- What you are asked to do -
Search the material for "Fire" and show all lines that contain it.

[Figure record listings]
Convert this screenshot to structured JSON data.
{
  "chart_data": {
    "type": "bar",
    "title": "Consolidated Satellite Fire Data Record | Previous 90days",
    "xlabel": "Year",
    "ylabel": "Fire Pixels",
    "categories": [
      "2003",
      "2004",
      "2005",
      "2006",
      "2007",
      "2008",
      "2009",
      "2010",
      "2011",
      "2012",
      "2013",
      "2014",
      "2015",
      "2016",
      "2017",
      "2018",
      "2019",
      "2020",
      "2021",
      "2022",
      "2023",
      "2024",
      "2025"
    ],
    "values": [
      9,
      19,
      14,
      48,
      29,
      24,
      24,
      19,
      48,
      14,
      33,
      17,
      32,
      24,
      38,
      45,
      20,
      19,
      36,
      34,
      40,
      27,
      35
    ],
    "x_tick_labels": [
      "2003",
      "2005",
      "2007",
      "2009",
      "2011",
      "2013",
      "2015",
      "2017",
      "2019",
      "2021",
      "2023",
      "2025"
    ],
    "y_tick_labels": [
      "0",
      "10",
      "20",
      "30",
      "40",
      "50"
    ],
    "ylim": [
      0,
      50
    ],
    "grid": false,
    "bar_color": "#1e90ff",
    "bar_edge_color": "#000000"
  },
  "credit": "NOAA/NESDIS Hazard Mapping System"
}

- Response to this task -
    "title": "Consolidated Satellite Fire Data Record | Previous 90days",
    "ylabel": "Fire Pixels",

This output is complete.